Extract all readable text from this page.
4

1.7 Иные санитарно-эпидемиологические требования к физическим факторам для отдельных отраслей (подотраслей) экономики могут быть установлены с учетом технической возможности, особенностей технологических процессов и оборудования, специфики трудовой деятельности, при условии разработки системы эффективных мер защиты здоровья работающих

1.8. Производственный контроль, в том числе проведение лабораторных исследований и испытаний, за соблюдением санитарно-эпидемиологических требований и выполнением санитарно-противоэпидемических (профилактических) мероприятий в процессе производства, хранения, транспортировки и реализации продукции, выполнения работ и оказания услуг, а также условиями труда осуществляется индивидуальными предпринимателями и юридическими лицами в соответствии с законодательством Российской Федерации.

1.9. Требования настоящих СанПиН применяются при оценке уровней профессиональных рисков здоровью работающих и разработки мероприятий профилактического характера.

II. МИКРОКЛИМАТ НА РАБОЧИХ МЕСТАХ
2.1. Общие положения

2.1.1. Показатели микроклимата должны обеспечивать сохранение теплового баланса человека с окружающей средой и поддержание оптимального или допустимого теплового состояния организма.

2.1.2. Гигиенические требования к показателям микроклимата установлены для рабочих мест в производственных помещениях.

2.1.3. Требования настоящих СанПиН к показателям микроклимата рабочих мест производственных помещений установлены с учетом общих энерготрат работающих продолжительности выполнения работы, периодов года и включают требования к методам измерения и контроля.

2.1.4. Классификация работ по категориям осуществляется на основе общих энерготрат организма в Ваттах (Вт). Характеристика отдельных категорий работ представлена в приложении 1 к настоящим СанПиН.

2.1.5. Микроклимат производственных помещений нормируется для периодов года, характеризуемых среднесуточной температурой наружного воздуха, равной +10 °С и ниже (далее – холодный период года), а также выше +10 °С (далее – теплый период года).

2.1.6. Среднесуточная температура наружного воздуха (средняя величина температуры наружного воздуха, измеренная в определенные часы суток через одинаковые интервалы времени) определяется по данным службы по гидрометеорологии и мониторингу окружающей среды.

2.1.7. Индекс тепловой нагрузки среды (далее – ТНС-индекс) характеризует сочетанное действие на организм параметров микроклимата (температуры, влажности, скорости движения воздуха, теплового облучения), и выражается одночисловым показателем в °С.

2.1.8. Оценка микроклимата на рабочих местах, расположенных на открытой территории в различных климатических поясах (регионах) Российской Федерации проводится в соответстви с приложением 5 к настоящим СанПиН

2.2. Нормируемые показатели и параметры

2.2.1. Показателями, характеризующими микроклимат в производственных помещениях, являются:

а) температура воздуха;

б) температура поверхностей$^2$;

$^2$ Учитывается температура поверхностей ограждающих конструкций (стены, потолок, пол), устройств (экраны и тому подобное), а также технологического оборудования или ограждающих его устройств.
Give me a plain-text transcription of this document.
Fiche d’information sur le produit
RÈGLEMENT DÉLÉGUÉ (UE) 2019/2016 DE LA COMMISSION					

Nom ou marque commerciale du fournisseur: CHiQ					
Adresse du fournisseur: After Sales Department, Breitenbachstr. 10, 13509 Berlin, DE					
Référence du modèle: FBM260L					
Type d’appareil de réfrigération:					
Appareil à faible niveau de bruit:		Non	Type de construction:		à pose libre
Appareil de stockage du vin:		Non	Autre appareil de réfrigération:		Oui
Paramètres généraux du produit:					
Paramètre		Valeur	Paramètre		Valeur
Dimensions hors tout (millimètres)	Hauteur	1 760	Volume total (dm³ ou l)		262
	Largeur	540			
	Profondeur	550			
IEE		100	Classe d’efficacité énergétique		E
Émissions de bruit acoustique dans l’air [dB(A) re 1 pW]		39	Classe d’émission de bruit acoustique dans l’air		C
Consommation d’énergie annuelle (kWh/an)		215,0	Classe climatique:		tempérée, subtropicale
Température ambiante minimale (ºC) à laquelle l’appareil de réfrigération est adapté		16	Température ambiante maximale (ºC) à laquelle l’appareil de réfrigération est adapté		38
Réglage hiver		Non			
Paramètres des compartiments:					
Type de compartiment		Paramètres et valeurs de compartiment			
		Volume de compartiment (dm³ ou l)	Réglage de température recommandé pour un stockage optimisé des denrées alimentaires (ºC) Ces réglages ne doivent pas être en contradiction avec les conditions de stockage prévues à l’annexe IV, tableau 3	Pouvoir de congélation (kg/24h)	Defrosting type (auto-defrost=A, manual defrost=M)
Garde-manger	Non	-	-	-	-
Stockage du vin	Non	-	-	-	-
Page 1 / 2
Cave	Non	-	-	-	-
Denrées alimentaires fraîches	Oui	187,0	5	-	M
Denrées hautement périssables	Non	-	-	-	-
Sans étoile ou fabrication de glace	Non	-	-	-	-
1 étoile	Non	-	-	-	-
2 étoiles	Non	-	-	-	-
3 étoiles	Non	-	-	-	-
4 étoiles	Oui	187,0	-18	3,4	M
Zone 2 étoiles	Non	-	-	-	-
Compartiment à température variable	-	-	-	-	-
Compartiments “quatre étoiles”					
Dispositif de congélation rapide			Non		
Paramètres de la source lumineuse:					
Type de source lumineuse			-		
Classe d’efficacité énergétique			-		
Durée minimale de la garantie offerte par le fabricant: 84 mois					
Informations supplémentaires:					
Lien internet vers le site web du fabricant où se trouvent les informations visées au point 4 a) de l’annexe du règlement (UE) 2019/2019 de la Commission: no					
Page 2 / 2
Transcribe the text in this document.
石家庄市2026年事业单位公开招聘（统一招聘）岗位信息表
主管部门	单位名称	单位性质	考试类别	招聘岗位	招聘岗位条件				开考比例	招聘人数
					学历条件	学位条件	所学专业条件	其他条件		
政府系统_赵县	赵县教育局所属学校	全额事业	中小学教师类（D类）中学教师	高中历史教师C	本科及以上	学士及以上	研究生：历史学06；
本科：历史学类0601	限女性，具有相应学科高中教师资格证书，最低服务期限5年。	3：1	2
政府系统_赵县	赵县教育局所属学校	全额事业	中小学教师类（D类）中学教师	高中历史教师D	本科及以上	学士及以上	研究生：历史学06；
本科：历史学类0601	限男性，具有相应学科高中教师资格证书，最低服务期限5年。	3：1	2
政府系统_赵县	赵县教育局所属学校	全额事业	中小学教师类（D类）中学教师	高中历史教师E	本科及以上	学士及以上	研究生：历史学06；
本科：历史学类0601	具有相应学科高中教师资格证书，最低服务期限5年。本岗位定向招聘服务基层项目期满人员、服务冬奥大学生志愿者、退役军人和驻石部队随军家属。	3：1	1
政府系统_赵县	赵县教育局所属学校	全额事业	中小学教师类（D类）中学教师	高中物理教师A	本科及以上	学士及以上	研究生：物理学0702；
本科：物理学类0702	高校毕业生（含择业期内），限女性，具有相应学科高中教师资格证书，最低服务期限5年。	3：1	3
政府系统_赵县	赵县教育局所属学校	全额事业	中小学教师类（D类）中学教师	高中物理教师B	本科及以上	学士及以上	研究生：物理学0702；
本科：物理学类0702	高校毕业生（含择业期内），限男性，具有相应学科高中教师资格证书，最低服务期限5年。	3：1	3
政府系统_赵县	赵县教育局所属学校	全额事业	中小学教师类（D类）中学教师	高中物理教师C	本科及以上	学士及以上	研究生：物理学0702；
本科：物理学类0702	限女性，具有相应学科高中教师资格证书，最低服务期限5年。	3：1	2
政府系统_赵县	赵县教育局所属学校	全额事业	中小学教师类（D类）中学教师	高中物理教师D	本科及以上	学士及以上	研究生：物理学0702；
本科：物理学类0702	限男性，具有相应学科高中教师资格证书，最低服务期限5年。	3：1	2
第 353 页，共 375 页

···

## What to work on
Return the lines of the records that include the string "Classe".

## Solution to this exercise
IEE		100	Classe d’efficacité énergétique		E
Émissions de bruit acoustique dans l’air [dB(A) re 1 pW]		39	Classe d’émission de bruit acoustique dans l’air		C
Consommation d’énergie annuelle (kWh/an)		215,0	Classe climatique:		tempérée, subtropicale
Classe d’efficacité énergétique			-		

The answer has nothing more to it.